## [ACTIVITIES]
**A.** Name every area of the racetrack grounds that the Preakness coverage post mentions.
**B.** Carry the Preakness coverage post forward from its final sentence.

Some of you might have noticed the lack of “editorial month in review” posts on our blog lately – It is not because I have not been shooting the news, as I certainly have – but more due to the fact that I tend to keep up with the facebook page much more so than the blog!
With that said, I know there is a bit of interest every year in Preakness coverage, as it is one of the largest events in the Baltimore area. So I decided to throw some of the winners up ASAP on here! This means that, even if you weren’t able to attend this year’s event, you can catch up in what went on while you browse the net or play online games like partypoker. I’ve included a diverse selection of photographs, to give you a good idea of the events which took place at this year’s race.
Preakness is an interesting event to cover – as a photographer, I look around to see people I normally shoot with in the DC/Baltimore area. But unlike most DC political events where I often know every other photographer in the room – it seems that only a handful of the Preakness photographers are political photographers from the area.
Additionally, it’s interesting to see the various types of people that attend the event. Specifically noticing the stark difference between the people who frequent the infield, and those in the grandstands / corporate tents. After spending some time in the infield, I decided it was probably not in my best interest to be walking amongst a ton of drunk people ready to spill their beers all over multiple thousands of dollars in equipment I was carrying! Additionally the fact that every single one of these drunks wanted to stop in front of my camera and have me take their picture really slowed down my progress thru the infield towards the stage.

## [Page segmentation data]
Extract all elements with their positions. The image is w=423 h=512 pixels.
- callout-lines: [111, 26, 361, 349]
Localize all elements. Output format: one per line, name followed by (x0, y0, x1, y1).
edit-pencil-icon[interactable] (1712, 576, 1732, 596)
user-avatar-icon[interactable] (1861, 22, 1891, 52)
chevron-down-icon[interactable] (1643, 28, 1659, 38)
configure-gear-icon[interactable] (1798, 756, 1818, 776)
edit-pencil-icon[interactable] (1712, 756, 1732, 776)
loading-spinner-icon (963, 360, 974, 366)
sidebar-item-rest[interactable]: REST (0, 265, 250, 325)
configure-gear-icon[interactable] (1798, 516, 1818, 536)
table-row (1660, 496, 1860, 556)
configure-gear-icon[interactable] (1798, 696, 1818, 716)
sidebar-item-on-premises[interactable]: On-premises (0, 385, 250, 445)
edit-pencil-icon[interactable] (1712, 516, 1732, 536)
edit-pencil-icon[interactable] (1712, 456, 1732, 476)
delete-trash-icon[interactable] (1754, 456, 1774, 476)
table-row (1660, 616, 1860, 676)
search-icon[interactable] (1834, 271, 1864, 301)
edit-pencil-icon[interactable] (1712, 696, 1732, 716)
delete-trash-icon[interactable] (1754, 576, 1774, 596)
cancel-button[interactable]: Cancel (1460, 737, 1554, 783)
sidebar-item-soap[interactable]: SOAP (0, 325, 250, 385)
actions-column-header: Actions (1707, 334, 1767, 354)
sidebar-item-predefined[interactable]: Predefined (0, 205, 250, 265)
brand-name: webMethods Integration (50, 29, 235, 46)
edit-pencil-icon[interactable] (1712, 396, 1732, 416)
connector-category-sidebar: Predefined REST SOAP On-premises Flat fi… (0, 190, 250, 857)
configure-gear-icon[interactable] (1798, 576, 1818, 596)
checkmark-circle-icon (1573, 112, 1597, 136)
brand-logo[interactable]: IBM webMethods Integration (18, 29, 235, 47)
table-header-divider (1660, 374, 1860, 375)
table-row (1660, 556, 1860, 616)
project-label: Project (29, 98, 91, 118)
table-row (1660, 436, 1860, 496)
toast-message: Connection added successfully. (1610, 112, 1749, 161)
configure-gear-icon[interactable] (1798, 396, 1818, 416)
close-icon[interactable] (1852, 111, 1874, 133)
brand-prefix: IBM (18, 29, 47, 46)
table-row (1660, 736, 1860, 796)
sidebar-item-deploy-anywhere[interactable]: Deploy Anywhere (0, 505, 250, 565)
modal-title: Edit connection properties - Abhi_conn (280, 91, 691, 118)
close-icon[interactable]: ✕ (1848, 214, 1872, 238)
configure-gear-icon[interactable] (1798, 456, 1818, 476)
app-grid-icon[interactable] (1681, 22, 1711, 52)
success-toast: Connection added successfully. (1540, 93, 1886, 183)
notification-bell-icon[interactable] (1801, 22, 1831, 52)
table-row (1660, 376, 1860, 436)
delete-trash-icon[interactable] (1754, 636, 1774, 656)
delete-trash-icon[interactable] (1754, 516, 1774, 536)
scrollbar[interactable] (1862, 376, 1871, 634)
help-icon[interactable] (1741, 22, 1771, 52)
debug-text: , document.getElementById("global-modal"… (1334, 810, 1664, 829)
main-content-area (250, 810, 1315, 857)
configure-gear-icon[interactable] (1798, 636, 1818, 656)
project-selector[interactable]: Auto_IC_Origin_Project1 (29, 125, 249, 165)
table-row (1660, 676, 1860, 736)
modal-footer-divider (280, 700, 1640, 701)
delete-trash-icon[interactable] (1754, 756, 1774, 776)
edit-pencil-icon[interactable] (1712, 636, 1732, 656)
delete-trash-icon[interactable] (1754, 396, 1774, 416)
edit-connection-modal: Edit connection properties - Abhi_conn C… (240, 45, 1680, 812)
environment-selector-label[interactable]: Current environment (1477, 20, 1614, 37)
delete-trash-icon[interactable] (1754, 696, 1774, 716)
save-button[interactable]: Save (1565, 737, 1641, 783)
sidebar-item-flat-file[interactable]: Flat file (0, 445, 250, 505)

## [YOUR WRITTEN ANSWERS]
**A.** The infield, the grandstands, the corporate tents, and the stage.

**B.**
In prior years, I’ve been excited to see the Preakness coordinators head in the correct direction in terms of marketing the event. This year however, Preakness took a turn for the worse with the introduction of “kegasus” – the half man-half horse beer drinking, pot-bellied mascot used to promote the race. For the last few years Preakness had been trying to market the event to families – but this year they decided to go straight back to the college frat party roots. Undoubtedly this decision helped to keep families and kids away from the “grown up” entertainment.
Given the history of the Preakness, in many ways I’d like to see Maryland keep the race as part of it’s tradition. However, in many other ways I see how a much nicer facility like Delaware Park would make such a better home for this race!
A horse gets worked out during sunrise at Pimlico racetrack the day before the 136th running of the Preakness Stakes
Trainer TODD PLETCHER walks past the starting gate to watch his horse Dance City’s morning workout. At 12-1 odds, Dance City can’t be overlooked. But he does lag behind favorite Animal Kingdom, Dialed In and the other Kentucky Derby holdovers in the eyes of the oddsmakers.
Trainer NICK ZITO washes off Dialed In after a morning workout one day before the Preakness Stakes. Dialed In is listed as the 9-2 second choice behind 2-1 Derby winner Animal Kingdom. Trainer Nick Zito said “He’s got a lot of energy… He is a strong, determined horse, and I am fine with him.”
Horses head into the final turn and approach the home strech in the Jim McKay Turf Sprint $50,000 race at Pimlico Racetrack. Ben’s Cat ridden by JEREMY ROSE finished 1st followed by SHELDON RUSSELL aboard Local Celebrity and MALCOM FRANKLIN on Super Chunky.
National Volleyball League player LISA RUTLEDGE spikes a ball against HEATHER LOWE (hat), and TEALLE HUNKUS as teammate ANNETT DAVIS looks on during the final round of play at a NVL match at Pimlico Racetrack on Preakness day.
National Volleyball League player TEALLE HUNKUS celebrates with teammate HEATHER LOWE (white hat) after winning the final round of play against LISA RUTLEDGE (Red hat), and ANNETT DAVIS at a NVL match at Pimlico Racetrack on Preakness day.